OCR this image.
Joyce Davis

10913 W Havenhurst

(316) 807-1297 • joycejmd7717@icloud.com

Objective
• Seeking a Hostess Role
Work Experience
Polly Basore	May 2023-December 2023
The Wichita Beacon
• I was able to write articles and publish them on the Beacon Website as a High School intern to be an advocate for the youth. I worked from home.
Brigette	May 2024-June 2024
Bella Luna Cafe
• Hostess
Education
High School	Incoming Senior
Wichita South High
= = = =
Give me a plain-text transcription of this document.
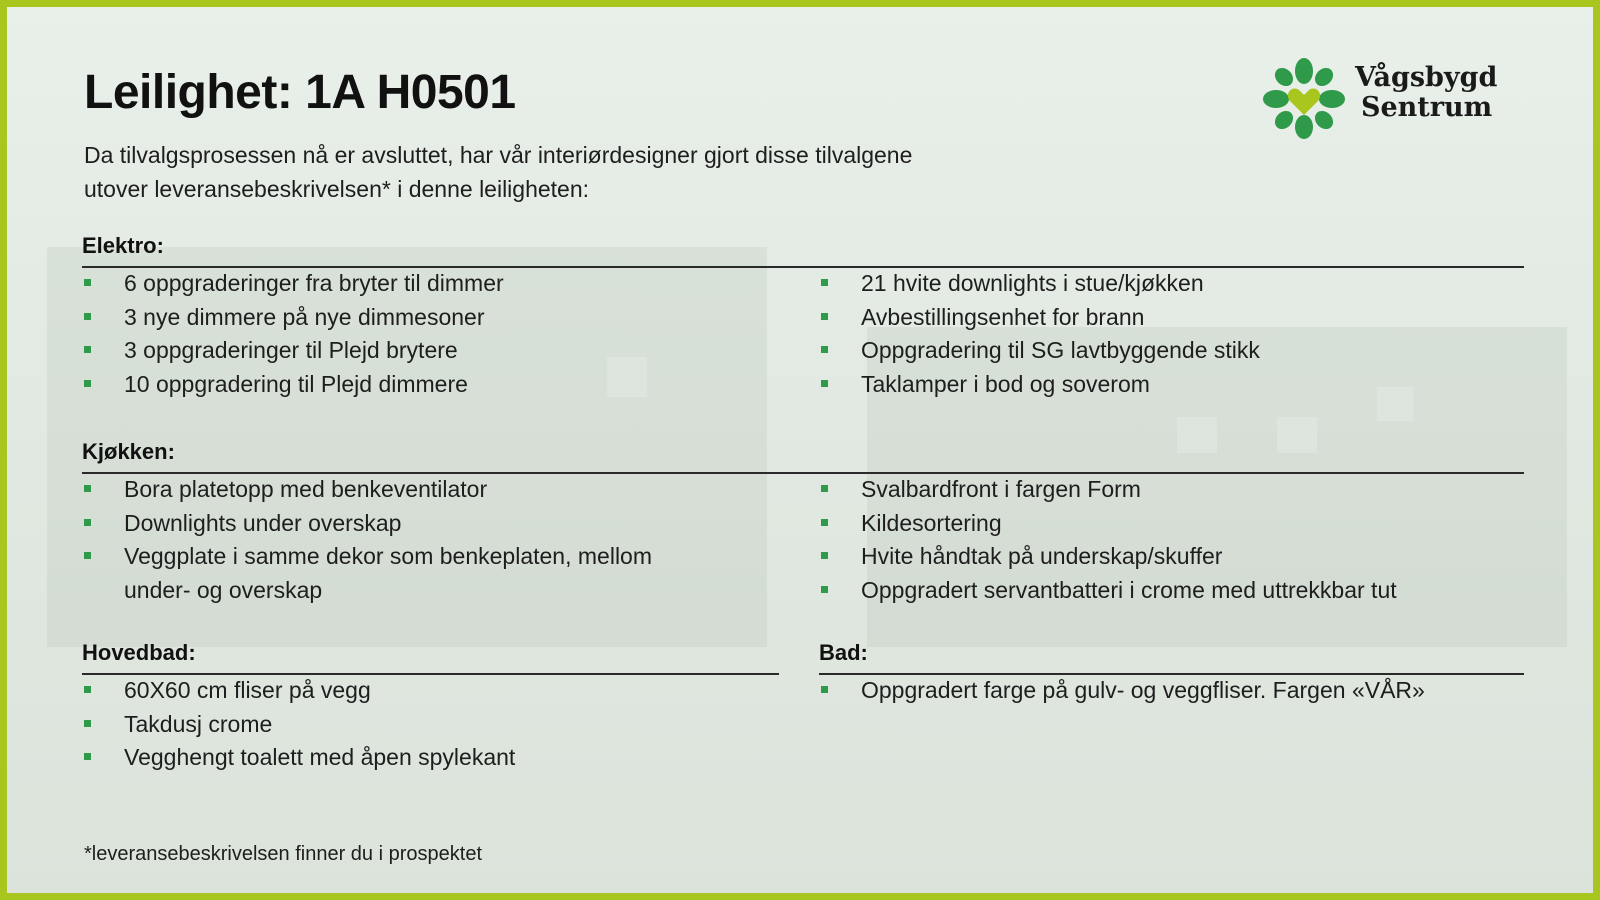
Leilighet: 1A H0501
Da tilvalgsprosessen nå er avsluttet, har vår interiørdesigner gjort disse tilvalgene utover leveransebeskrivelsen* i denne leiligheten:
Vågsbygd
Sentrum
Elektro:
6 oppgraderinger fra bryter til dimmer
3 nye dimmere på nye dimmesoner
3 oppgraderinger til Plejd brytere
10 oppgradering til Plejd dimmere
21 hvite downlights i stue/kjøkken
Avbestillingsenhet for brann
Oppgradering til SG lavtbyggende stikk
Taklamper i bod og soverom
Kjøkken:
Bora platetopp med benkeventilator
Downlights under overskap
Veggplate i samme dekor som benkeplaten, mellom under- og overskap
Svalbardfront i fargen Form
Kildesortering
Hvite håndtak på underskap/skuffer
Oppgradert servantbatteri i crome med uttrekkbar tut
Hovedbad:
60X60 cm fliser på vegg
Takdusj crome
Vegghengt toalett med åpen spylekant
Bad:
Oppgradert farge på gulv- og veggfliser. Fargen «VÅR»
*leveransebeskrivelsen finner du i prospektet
= = = =
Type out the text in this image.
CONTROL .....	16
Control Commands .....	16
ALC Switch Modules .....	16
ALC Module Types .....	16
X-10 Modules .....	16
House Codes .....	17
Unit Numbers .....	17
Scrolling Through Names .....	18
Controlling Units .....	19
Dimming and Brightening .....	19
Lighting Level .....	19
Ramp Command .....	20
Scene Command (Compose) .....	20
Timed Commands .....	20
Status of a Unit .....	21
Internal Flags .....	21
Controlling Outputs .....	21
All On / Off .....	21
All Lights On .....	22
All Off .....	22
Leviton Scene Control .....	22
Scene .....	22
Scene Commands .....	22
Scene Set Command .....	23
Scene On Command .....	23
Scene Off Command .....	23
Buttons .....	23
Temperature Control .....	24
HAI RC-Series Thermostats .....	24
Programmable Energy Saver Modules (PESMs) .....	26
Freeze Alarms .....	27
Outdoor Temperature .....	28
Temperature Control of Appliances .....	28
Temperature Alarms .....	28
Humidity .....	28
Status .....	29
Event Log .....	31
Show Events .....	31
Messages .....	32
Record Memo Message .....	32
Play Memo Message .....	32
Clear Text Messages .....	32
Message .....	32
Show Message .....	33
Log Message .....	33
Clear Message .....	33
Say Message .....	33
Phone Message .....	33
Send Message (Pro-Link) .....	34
= = = =
DESCRIPTION OF THE TASK:
Which lines hold the string "Controlling"? List them all.

RESPONSE TO THE EXERCISE:
Controlling Units .....	19
Controlling Outputs .....	21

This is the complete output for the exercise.